Data items
--- Start ---
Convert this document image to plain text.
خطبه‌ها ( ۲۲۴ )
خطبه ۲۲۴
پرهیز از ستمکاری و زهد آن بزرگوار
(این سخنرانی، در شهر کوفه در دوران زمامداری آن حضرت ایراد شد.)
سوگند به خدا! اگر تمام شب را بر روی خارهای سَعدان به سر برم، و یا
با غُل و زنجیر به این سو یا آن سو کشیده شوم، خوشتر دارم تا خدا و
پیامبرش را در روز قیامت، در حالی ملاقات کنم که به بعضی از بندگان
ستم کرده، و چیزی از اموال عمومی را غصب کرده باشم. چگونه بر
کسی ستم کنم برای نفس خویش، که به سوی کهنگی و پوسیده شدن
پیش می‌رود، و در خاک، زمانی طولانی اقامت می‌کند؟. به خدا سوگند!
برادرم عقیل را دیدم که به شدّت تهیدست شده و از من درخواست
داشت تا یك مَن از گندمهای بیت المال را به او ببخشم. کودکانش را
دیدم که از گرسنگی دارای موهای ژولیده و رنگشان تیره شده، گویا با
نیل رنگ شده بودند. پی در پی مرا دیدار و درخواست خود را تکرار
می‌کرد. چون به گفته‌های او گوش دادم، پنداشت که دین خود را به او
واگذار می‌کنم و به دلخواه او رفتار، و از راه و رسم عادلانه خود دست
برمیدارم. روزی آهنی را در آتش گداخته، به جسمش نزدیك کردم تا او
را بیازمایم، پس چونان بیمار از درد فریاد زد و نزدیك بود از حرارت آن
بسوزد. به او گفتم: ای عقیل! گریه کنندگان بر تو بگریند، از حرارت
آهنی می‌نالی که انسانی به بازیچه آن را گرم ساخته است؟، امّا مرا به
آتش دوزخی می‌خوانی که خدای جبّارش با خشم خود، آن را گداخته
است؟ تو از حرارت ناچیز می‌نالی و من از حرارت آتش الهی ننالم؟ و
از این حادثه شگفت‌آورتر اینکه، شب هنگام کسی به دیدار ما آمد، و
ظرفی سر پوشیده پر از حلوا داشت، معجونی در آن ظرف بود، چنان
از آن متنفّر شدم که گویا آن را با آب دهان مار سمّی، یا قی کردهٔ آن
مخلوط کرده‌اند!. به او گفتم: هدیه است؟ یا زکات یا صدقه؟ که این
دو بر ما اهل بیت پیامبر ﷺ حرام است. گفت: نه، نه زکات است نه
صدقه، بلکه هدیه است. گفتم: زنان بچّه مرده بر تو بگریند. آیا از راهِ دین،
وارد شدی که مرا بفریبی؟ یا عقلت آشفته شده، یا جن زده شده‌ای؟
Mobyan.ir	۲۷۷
--- End ---
From the records above, extract each line exactly as shown.

#### THE SOLUTION
Convert this document image to plain text.
خطبه‌ها ( ۲۲۴ )
خطبه ۲۲۴
پرهیز از ستمکاری و زهد آن بزرگوار
(این سخنرانی، در شهر کوفه در دوران زمامداری آن حضرت ایراد شد.)
سوگند به خدا! اگر تمام شب را بر روی خارهای سَعدان به سر برم، و یا
با غُل و زنجیر به این سو یا آن سو کشیده شوم، خوشتر دارم تا خدا و
پیامبرش را در روز قیامت، در حالی ملاقات کنم که به بعضی از بندگان
ستم کرده، و چیزی از اموال عمومی را غصب کرده باشم. چگونه بر
کسی ستم کنم برای نفس خویش، که به سوی کهنگی و پوسیده شدن
پیش می‌رود، و در خاک، زمانی طولانی اقامت می‌کند؟. به خدا سوگند!
برادرم عقیل را دیدم که به شدّت تهیدست شده و از من درخواست
داشت تا یك مَن از گندمهای بیت المال را به او ببخشم. کودکانش را
دیدم که از گرسنگی دارای موهای ژولیده و رنگشان تیره شده، گویا با
نیل رنگ شده بودند. پی در پی مرا دیدار و درخواست خود را تکرار
می‌کرد. چون به گفته‌های او گوش دادم، پنداشت که دین خود را به او
واگذار می‌کنم و به دلخواه او رفتار، و از راه و رسم عادلانه خود دست
برمیدارم. روزی آهنی را در آتش گداخته، به جسمش نزدیك کردم تا او
را بیازمایم، پس چونان بیمار از درد فریاد زد و نزدیك بود از حرارت آن
بسوزد. به او گفتم: ای عقیل! گریه کنندگان بر تو بگریند، از حرارت
آهنی می‌نالی که انسانی به بازیچه آن را گرم ساخته است؟، امّا مرا به
آتش دوزخی می‌خوانی که خدای جبّارش با خشم خود، آن را گداخته
است؟ تو از حرارت ناچیز می‌نالی و من از حرارت آتش الهی ننالم؟ و
از این حادثه شگفت‌آورتر اینکه، شب هنگام کسی به دیدار ما آمد، و
ظرفی سر پوشیده پر از حلوا داشت، معجونی در آن ظرف بود، چنان
از آن متنفّر شدم که گویا آن را با آب دهان مار سمّی، یا قی کردهٔ آن
مخلوط کرده‌اند!. به او گفتم: هدیه است؟ یا زکات یا صدقه؟ که این
دو بر ما اهل بیت پیامبر ﷺ حرام است. گفت: نه، نه زکات است نه
صدقه، بلکه هدیه است. گفتم: زنان بچّه مرده بر تو بگریند. آیا از راهِ دین،
وارد شدی که مرا بفریبی؟ یا عقلت آشفته شده، یا جن زده شده‌ای؟
Mobyan.ir	۲۷۷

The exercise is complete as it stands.